## Start Record list

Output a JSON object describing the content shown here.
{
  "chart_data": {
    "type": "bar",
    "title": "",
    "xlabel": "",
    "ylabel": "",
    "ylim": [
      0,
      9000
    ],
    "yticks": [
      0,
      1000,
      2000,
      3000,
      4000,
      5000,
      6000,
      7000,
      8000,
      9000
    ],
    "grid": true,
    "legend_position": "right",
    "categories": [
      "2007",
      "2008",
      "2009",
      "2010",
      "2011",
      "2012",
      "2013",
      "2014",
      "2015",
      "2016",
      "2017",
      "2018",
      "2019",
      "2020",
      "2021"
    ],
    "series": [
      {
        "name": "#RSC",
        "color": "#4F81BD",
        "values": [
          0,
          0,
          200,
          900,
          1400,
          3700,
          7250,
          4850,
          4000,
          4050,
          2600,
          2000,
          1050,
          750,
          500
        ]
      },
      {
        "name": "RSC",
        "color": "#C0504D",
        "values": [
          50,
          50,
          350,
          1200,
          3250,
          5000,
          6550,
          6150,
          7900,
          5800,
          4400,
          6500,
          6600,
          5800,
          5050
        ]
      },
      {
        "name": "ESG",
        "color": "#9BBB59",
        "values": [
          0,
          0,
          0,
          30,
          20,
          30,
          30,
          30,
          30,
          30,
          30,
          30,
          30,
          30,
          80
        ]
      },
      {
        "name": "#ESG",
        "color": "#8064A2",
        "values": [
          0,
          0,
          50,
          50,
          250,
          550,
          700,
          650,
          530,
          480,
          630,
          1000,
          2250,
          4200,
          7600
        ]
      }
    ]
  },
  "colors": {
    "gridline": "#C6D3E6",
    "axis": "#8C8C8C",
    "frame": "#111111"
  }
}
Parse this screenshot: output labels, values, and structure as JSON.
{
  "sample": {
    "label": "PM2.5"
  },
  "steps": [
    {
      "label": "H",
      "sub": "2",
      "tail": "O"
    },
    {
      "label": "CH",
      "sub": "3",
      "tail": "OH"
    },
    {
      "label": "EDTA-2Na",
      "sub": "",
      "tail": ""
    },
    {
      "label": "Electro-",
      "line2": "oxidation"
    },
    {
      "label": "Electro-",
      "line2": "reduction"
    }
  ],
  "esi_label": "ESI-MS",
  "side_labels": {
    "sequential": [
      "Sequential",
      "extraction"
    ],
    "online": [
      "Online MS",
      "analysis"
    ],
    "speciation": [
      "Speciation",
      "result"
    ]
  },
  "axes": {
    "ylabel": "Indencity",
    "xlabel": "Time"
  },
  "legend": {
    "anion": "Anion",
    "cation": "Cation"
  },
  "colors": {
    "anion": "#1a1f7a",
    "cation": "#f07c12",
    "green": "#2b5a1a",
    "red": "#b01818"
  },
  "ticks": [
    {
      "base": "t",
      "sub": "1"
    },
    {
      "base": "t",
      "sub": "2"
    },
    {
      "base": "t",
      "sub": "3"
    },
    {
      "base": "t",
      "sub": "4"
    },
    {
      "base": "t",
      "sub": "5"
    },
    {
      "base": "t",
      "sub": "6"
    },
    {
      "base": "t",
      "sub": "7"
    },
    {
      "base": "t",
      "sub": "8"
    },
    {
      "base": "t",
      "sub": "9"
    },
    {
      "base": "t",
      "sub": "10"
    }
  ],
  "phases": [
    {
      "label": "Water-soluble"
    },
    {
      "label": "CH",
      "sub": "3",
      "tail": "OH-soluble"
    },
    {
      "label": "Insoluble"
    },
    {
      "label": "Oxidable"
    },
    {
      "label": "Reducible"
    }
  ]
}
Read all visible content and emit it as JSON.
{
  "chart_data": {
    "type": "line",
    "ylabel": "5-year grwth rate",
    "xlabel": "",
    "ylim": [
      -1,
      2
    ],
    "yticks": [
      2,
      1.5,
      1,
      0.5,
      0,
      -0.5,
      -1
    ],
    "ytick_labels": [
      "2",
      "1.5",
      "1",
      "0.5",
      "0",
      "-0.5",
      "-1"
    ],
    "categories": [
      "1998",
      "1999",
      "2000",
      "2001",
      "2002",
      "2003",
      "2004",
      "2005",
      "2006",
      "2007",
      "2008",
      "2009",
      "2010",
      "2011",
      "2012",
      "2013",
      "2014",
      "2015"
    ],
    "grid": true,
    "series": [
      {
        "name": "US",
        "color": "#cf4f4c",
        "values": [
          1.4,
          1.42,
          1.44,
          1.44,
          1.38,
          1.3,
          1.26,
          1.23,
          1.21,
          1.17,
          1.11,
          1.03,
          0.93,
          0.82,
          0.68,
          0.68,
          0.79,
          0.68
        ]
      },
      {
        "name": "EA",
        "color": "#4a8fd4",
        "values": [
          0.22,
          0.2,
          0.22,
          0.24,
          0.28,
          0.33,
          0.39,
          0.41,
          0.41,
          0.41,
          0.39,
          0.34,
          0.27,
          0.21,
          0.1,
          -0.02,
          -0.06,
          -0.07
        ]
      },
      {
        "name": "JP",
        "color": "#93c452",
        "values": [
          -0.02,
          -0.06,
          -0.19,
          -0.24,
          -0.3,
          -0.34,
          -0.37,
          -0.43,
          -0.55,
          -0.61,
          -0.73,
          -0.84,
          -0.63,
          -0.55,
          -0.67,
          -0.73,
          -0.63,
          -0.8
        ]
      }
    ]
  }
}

## End Record list

In the records above, locate each line with the word "JSON". Copy all such lines.

Output a JSON object describing the content shown here.
Parse this screenshot: output labels, values, and structure as JSON.
Read all visible content and emit it as JSON.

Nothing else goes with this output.